REQUEST = In the entries below, find every line with "Bürger" and copy it.

**** DATA SECTION ****

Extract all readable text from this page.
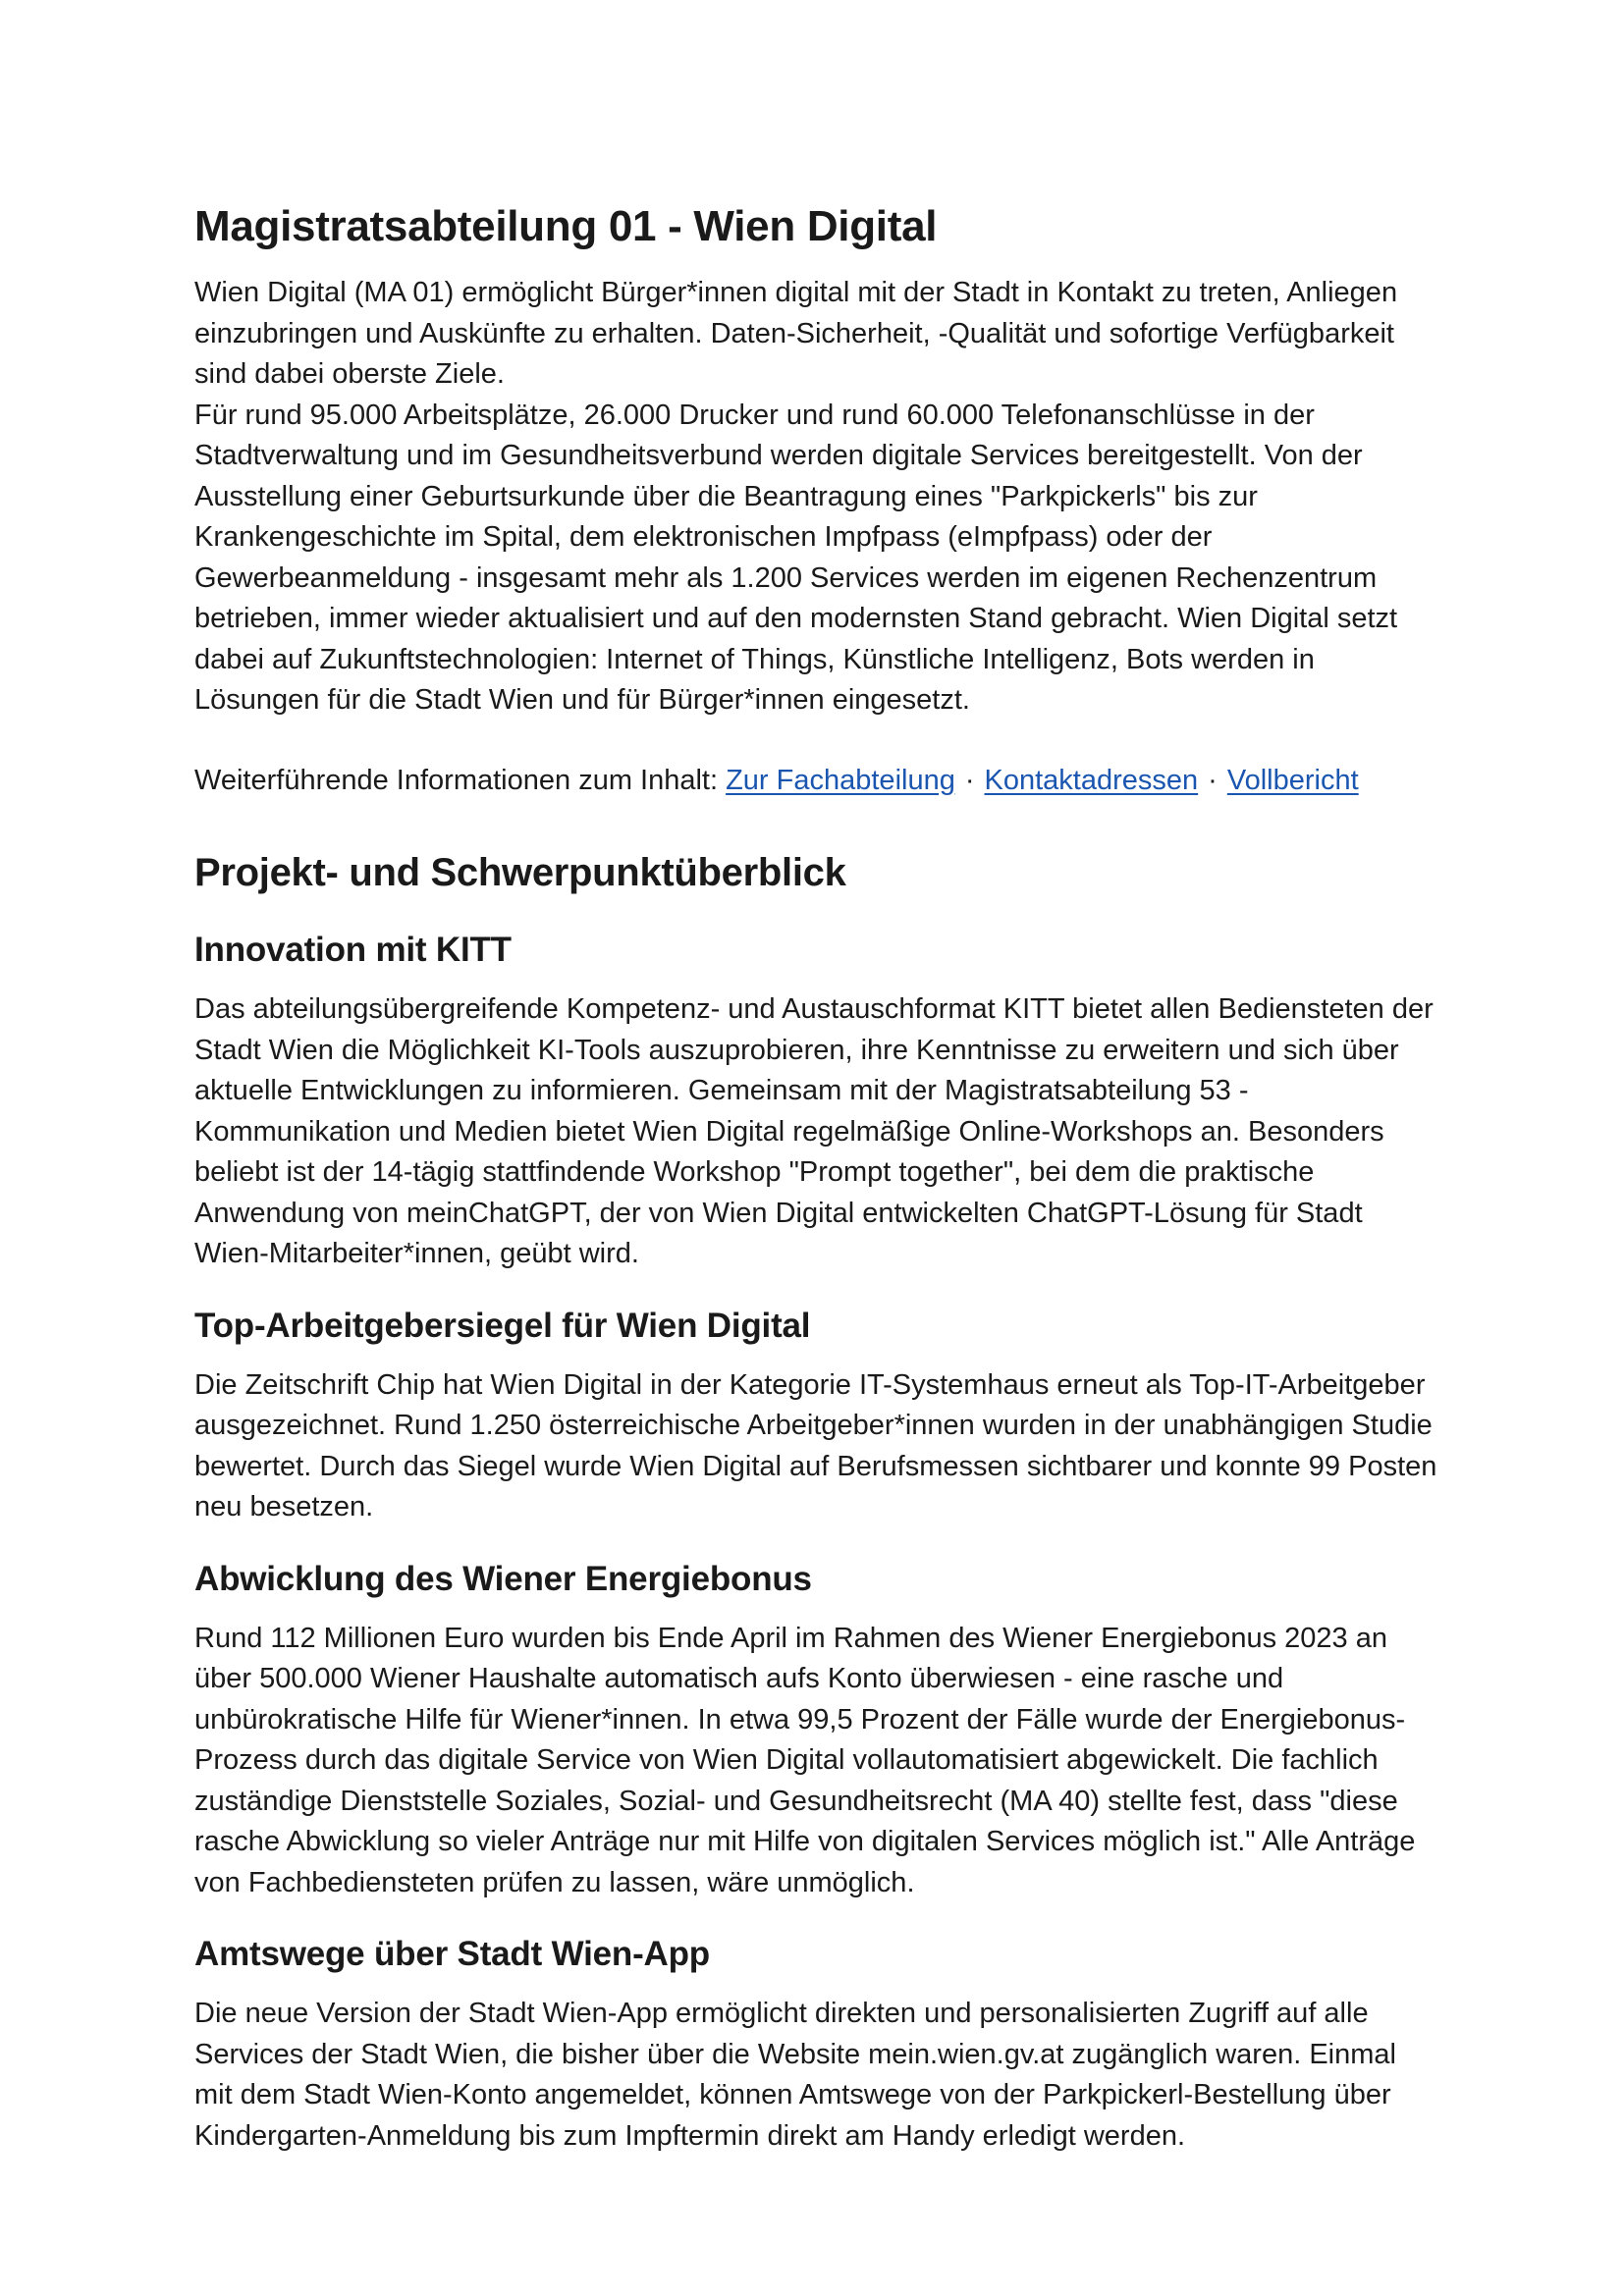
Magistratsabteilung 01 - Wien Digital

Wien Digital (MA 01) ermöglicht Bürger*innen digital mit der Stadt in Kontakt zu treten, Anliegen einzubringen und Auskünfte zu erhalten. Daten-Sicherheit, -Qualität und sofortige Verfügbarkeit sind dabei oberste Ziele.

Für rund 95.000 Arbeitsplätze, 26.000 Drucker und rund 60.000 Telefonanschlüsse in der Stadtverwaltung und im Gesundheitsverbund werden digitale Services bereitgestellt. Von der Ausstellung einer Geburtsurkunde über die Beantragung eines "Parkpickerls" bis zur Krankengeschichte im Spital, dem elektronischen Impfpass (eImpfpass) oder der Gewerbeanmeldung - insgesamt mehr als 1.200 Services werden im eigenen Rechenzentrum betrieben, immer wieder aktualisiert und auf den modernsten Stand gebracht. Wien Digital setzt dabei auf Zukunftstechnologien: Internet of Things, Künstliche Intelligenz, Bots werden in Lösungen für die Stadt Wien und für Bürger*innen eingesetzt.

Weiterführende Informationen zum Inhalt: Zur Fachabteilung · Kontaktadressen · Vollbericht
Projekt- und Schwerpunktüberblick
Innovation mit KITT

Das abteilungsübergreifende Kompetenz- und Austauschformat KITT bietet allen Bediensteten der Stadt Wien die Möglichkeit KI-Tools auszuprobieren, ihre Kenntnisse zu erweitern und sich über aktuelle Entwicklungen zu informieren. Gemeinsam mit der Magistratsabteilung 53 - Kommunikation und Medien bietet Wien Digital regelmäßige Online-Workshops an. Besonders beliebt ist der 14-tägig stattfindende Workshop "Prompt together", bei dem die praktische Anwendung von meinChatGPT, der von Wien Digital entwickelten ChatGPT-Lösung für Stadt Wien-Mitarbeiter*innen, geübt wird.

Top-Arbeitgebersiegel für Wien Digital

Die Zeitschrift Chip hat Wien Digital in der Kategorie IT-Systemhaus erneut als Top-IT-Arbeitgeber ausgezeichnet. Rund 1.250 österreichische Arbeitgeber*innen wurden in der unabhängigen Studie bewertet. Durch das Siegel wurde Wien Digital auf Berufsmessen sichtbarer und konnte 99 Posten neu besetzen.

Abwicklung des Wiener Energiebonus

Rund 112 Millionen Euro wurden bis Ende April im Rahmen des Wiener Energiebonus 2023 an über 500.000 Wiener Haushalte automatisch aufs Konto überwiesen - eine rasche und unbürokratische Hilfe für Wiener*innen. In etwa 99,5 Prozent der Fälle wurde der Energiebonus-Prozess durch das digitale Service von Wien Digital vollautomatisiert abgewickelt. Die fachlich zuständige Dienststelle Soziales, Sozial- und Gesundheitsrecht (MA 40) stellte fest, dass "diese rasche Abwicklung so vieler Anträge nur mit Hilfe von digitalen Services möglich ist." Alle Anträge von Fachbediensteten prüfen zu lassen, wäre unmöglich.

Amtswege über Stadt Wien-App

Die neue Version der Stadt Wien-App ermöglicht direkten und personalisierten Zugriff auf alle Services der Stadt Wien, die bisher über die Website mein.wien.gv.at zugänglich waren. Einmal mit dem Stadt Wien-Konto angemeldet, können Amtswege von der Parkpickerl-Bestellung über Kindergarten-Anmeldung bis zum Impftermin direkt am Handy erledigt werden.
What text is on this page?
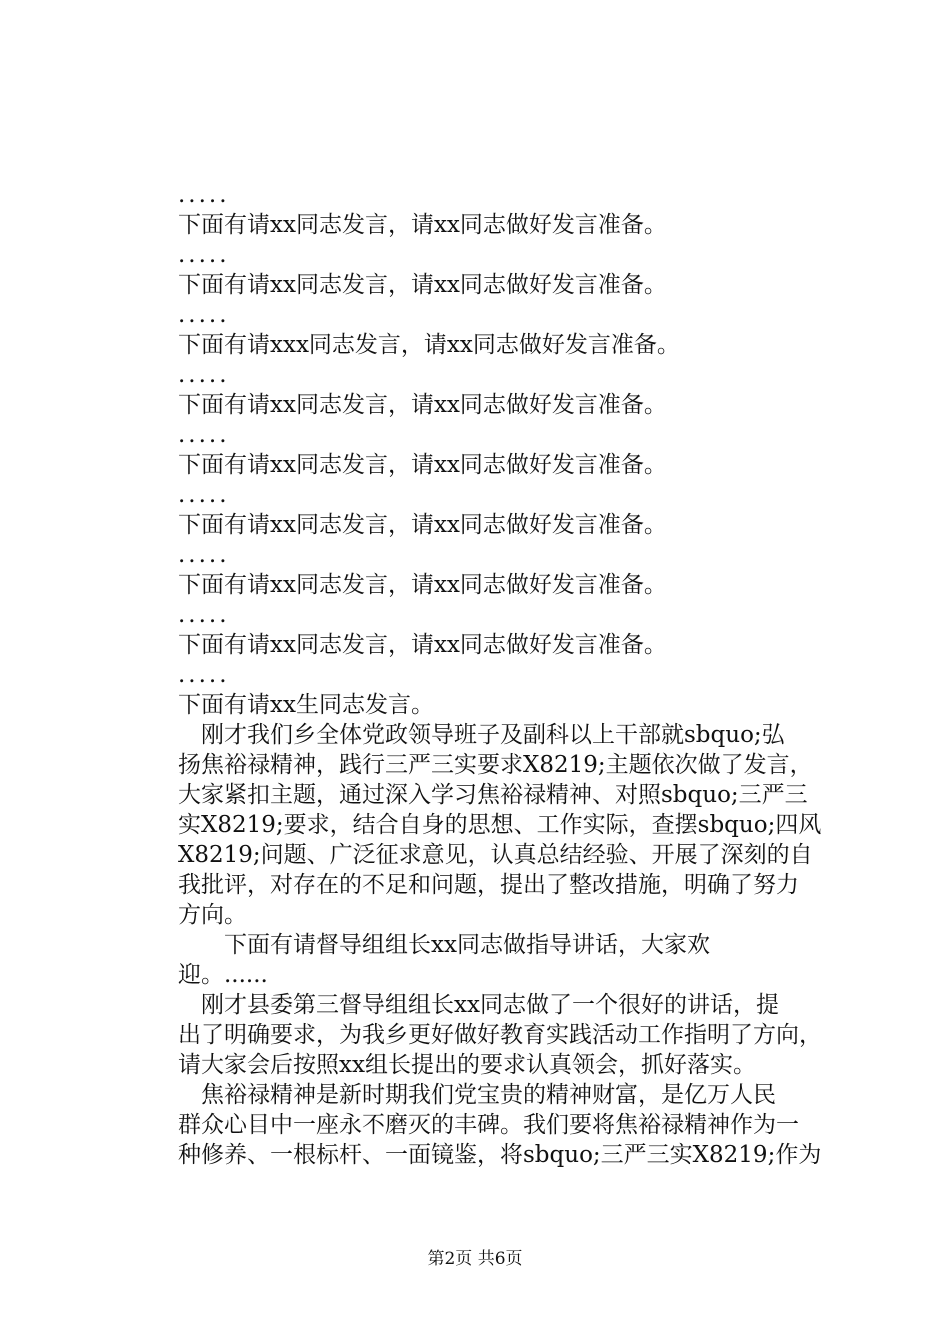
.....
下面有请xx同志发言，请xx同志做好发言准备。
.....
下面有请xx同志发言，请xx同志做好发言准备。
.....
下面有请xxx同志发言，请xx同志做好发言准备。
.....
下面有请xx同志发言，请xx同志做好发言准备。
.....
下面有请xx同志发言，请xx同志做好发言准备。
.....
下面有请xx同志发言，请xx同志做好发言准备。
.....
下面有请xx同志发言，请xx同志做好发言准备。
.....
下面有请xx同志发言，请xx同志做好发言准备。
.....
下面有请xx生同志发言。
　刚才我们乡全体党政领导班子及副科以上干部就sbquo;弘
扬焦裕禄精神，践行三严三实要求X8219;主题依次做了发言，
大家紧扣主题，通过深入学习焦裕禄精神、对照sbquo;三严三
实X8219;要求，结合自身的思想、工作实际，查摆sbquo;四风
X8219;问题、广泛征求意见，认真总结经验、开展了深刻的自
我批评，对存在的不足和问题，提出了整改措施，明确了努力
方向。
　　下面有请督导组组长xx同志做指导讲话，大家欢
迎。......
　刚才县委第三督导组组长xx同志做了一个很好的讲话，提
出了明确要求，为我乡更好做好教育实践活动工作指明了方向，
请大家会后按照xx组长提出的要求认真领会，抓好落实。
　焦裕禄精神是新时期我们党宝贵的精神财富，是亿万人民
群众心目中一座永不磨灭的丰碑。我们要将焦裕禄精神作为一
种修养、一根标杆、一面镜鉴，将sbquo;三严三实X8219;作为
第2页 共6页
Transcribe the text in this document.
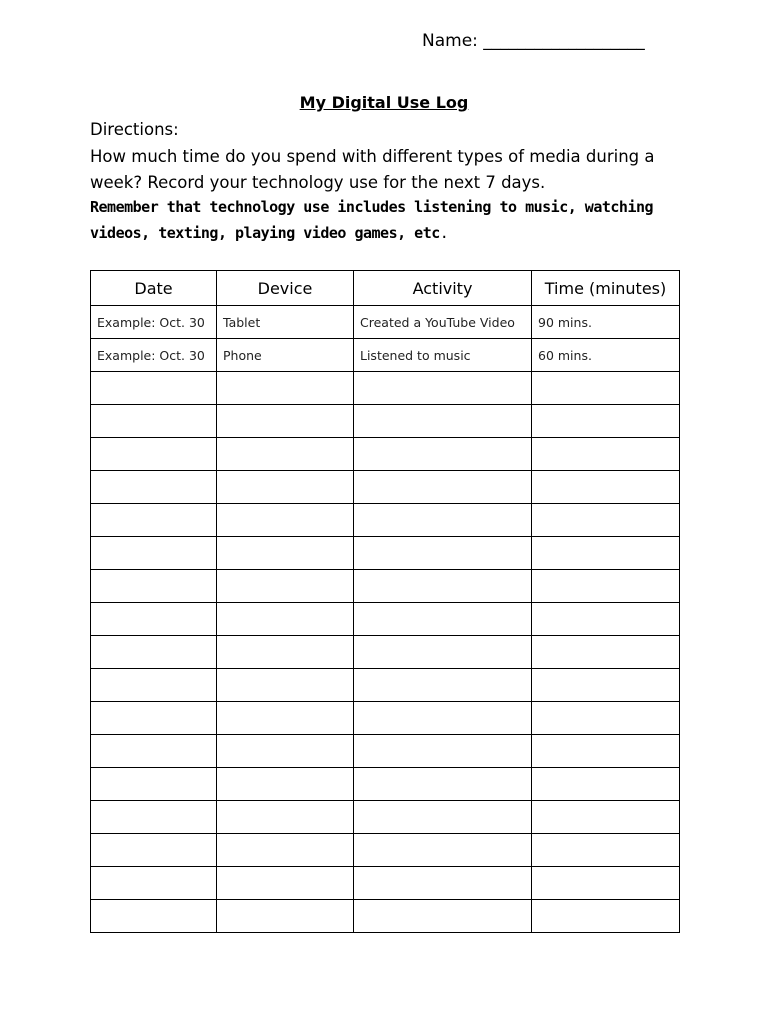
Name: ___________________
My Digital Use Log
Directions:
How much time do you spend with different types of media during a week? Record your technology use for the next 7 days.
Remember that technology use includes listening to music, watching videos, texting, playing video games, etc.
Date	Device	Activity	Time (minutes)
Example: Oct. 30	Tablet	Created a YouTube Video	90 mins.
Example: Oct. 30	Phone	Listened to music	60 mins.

****

THE SOLUTION =
Wien Digital (MA 01) ermöglicht Bürger*innen digital mit der Stadt in Kontakt zu treten, Anliegen einzubringen und Auskünfte zu erhalten. Daten-Sicherheit, -Qualität und sofortige Verfügbarkeit sind dabei oberste Ziele.
Für rund 95.000 Arbeitsplätze, 26.000 Drucker und rund 60.000 Telefonanschlüsse in der Stadtverwaltung und im Gesundheitsverbund werden digitale Services bereitgestellt. Von der Ausstellung einer Geburtsurkunde über die Beantragung eines "Parkpickerls" bis zur Krankengeschichte im Spital, dem elektronischen Impfpass (eImpfpass) oder der Gewerbeanmeldung - insgesamt mehr als 1.200 Services werden im eigenen Rechenzentrum betrieben, immer wieder aktualisiert und auf den modernsten Stand gebracht. Wien Digital setzt dabei auf Zukunftstechnologien: Internet of Things, Künstliche Intelligenz, Bots werden in Lösungen für die Stadt Wien und für Bürger*innen eingesetzt.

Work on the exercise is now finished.